* [Text segment]
Held: Section 411(b) does not distinguish between a mistake of law and a mistake of fact; lack of either factual or legal knowledge can excuse an inaccuracy in a copyright registration under §411(b)(1)(A)’s safe harbor. Pp. 4–9.

(a) The Copyright Act provides that a certificate of registration is valid, even though it contains inaccurate information, as long as the copyright holder lacked “knowledge that it was inaccurate.” §411(b)(1)(A). Case law and the dictionary instruct that “knowledge” has historically “meant and still means the fact or condition of being aware of something.” Intel Corp. Investment Policy Comm. v. Sulyma, 589 U. S. ___, ___ (internal quotation marks omitted). Nothing in §411(b)(1)(A) suggests that the safe harbor applies differently simply because an applicant made a mistake of law as opposed to a mistake of fact. If Unicolors was not aware of the legal requirement that rendered information in its application inaccurate, it could not have included the inaccurate information “with knowledge that it was inaccurate.” §411(b)(1)(A). Pp. 4–5.

* [Task list]
1 – Condense the paragraph of the copyright ruling summary that begins "(a) The Copyright Act provides" into a short bulleted list that keeps its main facts.
2 – Resume the copyright ruling summary after its last sentence, carrying its reasoning forward.

Saved entries

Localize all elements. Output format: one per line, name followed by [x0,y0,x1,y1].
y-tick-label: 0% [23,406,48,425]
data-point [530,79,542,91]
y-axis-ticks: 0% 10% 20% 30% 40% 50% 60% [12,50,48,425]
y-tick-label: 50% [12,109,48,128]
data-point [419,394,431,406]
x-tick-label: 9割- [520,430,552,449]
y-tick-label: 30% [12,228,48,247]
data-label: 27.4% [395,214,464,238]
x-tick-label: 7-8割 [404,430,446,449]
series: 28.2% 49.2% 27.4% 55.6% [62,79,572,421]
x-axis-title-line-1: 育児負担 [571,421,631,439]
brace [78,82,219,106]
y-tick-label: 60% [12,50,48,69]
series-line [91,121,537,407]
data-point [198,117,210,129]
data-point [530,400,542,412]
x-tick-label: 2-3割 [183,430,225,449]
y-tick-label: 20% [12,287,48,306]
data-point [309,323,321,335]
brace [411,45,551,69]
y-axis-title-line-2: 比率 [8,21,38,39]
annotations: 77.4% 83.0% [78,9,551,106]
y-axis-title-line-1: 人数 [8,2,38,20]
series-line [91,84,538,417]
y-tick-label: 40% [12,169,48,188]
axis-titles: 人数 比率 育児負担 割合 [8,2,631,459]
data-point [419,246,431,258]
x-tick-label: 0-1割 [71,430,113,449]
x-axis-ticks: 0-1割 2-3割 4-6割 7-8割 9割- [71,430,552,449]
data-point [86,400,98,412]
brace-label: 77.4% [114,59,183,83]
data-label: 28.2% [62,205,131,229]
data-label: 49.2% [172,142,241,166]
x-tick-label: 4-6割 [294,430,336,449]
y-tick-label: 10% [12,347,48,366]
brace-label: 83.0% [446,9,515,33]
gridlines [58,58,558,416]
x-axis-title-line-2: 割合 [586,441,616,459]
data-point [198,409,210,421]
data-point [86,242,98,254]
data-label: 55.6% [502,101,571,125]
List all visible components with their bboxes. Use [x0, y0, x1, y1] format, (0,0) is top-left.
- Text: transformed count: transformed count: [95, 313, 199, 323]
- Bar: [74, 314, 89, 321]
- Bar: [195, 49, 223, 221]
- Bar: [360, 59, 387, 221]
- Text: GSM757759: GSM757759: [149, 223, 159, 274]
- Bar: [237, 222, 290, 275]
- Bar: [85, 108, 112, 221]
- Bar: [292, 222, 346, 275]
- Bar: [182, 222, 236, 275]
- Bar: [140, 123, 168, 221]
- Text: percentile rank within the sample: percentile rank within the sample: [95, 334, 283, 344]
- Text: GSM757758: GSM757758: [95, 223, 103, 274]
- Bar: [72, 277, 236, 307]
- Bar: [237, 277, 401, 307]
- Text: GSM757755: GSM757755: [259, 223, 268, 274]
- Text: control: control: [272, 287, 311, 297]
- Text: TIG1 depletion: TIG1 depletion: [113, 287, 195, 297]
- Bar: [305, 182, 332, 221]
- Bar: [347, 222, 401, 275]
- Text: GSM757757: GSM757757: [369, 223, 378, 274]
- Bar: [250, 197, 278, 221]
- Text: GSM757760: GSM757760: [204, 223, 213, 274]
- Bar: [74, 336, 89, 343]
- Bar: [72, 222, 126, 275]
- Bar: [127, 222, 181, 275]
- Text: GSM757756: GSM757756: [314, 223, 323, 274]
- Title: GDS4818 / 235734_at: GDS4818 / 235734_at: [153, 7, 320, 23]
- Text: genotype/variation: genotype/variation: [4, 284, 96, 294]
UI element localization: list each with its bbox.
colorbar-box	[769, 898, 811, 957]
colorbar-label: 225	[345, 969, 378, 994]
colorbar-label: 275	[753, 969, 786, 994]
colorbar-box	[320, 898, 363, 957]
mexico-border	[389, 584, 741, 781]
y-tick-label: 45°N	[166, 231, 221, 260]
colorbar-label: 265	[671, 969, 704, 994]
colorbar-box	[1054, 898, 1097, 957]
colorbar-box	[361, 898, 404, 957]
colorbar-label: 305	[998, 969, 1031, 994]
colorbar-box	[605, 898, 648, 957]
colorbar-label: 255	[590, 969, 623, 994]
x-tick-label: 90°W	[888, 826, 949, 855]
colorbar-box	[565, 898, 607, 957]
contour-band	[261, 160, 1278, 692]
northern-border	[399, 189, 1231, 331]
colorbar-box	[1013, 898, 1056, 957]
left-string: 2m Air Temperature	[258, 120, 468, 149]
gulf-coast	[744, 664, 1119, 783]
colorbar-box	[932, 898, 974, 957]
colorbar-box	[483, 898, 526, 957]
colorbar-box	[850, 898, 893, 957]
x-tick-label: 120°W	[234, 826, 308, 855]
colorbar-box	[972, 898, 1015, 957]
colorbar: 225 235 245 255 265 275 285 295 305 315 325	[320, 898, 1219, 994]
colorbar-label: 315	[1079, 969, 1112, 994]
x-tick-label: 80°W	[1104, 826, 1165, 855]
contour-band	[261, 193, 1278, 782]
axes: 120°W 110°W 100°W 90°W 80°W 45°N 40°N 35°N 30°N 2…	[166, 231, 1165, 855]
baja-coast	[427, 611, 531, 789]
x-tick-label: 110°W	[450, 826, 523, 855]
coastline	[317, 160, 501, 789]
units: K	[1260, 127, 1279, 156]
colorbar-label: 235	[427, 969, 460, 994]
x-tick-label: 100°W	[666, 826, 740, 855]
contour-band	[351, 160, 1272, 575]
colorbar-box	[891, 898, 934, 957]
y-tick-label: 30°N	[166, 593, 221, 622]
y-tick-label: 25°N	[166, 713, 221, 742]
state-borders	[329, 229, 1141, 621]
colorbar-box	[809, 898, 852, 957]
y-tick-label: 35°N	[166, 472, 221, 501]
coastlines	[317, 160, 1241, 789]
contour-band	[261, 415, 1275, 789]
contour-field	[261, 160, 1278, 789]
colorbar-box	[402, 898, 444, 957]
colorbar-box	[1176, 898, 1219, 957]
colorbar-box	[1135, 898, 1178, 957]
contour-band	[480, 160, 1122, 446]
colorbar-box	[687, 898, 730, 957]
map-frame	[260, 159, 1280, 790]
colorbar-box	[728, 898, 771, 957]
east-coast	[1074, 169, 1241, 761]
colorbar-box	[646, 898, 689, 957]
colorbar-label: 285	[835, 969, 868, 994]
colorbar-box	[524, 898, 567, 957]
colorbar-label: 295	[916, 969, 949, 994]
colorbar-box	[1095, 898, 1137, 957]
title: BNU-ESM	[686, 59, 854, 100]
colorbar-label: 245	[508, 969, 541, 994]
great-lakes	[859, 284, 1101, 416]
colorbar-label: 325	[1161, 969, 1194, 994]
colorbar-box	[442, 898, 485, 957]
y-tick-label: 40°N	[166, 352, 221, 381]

* [Answers given]
1 –
- Under §411(b)(1)(A), a certificate of registration stays valid despite inaccurate information if the copyright holder lacked "knowledge that it was inaccurate."
- Case law and the dictionary show that "knowledge" has historically meant, and still means, being aware of something (Intel Corp. Investment Policy Comm. v. Sulyma).
- Nothing in §411(b)(1)(A) suggests the safe harbor applies differently to a mistake of law than to a mistake of fact.
- If Unicolors was unaware of the legal requirement that made information in its application inaccurate, it could not have included that information "with knowledge that it was inaccurate."

2 –
(b) Nearby statutory provisions help confirm that here “knowledge” refers to knowledge of the law as well as the facts. Registration applications call for information that requires both legal and factual knowledge. See, e.g., §409(4) (whether a work was made “for hire”); §409(8) (when and where the work was “published”); §409(9) (whether the work is “a compilation or derivative work”). Inaccurate information in a registration may arise from a mistake of law or a mistake of fact. Nothing in the statutory language suggests that Congress wanted to forgive applicants—many of whom lack legal training—for factual but not (often esoteric) legal mistakes. Moreover, had Congress intended a scienter requirement other than actual knowledge, it would have said so explicitly, as it did in other parts of the Copyright Act. Indeed, cases decided before Congress enacted §411(b) overwhelmingly concluded that inadvertent mistakes on registration certificates—many of which involved mistakes of law—neither invalidated copyright registrations nor disallowed infringement actions. The Court finds no indication that Congress intended to alter this well-established rule when it enacted §411(b). Pp. 5–7.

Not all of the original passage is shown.